SHORT PROBLEM. Using the records that follow, copy every line containing the word "this".

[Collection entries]

↓

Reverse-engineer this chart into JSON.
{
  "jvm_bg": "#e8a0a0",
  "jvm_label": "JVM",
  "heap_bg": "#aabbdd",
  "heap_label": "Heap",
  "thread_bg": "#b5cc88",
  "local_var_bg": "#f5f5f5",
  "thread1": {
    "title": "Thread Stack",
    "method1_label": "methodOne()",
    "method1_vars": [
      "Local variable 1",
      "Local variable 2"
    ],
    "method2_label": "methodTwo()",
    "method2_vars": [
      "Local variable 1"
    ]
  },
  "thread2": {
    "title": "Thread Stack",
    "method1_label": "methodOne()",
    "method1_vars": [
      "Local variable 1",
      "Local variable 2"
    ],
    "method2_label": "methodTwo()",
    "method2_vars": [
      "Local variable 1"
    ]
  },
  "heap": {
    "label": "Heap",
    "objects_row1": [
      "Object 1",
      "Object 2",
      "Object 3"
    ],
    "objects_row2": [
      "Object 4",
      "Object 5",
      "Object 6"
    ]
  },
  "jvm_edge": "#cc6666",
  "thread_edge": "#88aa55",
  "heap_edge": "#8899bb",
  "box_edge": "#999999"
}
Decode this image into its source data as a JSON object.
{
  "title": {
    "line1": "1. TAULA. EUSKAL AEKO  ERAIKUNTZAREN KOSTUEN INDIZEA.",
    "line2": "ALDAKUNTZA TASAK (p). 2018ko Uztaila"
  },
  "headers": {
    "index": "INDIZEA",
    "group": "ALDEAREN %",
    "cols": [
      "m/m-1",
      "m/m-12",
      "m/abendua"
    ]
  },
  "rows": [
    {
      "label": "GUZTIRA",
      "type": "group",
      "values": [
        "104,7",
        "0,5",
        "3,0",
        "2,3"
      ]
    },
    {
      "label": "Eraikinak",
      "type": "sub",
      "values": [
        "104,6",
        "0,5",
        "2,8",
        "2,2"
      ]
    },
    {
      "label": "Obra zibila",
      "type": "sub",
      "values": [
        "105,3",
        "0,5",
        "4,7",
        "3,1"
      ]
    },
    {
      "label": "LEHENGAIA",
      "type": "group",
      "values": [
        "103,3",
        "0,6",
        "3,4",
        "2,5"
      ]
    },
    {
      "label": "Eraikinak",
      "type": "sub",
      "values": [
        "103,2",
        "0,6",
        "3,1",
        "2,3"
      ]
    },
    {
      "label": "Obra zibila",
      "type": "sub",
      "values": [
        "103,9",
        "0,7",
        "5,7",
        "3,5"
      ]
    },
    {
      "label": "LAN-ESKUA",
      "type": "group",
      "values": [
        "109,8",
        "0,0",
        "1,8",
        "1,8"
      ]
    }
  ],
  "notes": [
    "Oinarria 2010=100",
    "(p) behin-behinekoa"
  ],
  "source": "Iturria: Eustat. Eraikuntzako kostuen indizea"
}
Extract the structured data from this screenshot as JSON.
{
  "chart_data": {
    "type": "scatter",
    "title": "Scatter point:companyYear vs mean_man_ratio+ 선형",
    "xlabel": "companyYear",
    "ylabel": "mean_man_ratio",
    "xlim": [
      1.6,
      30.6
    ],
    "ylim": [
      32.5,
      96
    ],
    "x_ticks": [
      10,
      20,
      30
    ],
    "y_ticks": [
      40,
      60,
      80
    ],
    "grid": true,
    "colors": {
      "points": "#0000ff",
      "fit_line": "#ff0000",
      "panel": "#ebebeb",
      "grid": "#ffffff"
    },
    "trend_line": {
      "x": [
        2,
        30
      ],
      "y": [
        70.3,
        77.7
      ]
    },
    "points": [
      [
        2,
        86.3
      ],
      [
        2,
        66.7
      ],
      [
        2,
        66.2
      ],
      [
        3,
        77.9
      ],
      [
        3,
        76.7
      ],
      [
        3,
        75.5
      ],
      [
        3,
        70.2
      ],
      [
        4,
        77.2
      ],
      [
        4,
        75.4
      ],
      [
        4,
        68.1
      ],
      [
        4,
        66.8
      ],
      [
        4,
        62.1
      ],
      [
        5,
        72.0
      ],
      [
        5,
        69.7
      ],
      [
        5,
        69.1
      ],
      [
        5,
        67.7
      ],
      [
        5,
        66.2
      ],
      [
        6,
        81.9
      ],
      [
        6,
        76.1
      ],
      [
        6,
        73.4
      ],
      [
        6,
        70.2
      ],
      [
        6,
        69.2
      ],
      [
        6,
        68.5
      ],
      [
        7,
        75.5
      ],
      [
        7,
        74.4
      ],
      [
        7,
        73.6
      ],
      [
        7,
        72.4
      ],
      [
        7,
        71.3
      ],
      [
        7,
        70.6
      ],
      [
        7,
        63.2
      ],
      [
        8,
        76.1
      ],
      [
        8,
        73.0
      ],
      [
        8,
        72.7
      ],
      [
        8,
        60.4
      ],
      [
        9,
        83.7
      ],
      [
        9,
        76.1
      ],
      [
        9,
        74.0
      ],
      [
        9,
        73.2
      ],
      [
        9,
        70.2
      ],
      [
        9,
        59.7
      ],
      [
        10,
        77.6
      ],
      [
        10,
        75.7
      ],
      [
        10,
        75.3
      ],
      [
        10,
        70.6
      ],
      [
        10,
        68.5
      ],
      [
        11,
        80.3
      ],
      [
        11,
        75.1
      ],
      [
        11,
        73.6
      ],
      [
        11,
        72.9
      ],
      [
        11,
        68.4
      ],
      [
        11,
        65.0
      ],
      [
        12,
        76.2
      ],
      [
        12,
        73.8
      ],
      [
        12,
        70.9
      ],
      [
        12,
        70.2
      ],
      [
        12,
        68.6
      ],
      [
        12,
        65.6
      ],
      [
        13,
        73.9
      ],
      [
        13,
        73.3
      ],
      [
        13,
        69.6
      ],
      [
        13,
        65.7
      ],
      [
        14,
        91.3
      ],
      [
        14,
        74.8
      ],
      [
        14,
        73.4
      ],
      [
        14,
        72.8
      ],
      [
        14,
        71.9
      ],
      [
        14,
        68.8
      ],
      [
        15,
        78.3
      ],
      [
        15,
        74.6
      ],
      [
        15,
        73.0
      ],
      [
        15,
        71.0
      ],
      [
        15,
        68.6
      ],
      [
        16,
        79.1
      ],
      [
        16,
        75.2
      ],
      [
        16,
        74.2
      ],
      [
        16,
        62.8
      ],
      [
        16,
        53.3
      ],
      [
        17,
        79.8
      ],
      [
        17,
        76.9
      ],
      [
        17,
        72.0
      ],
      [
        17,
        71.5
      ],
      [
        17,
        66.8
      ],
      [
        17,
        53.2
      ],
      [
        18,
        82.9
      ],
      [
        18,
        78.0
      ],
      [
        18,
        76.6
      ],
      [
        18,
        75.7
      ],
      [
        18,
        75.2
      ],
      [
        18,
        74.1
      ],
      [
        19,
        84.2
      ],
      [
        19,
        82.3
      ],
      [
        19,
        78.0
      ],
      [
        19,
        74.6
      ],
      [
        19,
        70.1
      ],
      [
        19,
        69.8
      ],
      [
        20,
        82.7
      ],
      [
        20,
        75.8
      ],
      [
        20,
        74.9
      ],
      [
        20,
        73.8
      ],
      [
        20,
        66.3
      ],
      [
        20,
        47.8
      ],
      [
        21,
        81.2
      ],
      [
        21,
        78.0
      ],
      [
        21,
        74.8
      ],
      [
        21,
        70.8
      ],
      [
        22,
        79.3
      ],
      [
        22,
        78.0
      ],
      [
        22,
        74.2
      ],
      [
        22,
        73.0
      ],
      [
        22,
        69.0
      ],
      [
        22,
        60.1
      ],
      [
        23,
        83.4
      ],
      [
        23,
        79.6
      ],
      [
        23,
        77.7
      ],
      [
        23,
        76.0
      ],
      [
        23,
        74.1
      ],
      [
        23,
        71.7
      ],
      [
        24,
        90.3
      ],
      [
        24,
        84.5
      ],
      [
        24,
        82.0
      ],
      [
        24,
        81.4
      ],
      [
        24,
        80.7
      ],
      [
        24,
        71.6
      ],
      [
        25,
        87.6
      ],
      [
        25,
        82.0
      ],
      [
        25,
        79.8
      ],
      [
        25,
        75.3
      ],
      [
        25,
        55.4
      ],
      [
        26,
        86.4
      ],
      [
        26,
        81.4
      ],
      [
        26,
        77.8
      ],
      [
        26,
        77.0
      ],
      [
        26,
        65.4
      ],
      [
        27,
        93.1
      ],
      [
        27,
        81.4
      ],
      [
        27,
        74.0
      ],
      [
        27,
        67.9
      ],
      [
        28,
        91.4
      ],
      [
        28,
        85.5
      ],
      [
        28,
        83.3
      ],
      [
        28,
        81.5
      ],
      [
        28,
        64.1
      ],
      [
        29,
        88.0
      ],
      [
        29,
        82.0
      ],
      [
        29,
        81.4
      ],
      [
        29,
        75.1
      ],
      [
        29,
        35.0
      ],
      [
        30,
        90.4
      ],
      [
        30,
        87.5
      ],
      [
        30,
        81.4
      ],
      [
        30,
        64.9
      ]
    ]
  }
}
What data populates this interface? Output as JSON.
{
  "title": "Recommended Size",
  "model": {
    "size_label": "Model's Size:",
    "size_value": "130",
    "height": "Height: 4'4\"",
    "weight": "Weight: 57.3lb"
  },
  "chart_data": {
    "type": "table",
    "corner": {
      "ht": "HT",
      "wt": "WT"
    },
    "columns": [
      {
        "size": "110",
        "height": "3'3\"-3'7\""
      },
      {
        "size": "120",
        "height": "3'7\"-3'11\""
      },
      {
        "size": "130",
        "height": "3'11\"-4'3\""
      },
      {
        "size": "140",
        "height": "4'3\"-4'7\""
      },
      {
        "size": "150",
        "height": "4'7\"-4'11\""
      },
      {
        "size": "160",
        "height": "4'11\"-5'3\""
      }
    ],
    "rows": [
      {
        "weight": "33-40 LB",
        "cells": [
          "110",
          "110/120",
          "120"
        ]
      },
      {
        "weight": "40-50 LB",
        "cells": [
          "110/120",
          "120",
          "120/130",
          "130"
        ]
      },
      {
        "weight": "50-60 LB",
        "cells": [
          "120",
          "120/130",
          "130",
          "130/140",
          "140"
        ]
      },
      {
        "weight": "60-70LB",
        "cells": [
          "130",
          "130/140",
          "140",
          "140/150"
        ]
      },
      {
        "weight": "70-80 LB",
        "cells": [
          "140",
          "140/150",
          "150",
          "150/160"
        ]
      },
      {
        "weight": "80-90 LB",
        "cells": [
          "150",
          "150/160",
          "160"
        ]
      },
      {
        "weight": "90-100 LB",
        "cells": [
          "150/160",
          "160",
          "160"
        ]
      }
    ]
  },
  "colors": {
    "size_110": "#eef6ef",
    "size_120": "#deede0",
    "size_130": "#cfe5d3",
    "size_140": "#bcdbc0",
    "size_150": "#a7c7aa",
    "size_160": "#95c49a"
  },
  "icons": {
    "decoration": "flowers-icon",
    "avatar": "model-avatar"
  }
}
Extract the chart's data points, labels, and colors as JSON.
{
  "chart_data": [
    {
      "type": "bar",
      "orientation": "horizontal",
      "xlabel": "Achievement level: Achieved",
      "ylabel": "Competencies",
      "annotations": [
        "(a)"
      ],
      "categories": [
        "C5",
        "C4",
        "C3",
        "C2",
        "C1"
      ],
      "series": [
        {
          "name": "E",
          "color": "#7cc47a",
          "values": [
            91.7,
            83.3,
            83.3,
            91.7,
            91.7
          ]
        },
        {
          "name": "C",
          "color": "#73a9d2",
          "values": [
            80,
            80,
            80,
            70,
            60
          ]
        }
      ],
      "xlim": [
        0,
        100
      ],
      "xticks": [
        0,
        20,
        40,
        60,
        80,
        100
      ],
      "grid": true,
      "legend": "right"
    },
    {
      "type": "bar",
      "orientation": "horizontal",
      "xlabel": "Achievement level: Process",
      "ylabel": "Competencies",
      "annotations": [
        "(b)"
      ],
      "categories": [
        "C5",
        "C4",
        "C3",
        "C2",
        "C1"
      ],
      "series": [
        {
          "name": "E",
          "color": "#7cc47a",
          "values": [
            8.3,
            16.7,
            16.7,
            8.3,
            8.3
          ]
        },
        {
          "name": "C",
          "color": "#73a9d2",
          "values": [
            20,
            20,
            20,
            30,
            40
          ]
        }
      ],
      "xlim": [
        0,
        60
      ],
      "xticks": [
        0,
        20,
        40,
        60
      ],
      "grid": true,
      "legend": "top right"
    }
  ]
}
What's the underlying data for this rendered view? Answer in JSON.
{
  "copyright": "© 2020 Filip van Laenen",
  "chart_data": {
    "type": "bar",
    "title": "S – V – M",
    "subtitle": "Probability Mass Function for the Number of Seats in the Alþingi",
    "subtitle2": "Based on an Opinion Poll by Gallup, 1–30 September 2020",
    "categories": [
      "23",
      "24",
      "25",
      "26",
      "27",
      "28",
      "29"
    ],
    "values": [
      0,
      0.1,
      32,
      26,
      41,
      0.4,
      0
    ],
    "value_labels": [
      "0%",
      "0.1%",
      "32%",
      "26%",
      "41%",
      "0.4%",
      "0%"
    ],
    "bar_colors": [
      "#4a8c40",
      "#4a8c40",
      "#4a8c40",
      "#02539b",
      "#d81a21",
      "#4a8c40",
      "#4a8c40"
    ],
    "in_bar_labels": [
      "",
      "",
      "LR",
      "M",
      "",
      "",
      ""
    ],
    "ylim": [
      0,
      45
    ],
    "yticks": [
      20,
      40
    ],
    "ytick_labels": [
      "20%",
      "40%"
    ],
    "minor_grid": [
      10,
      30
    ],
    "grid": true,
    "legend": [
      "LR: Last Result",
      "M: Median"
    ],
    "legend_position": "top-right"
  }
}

↑

REPLY.
Reverse-engineer this chart into JSON.
Decode this image into its source data as a JSON object.
Extract the structured data from this screenshot as JSON.
What data populates this interface? Output as JSON.
What's the underlying data for this rendered view? Answer in JSON.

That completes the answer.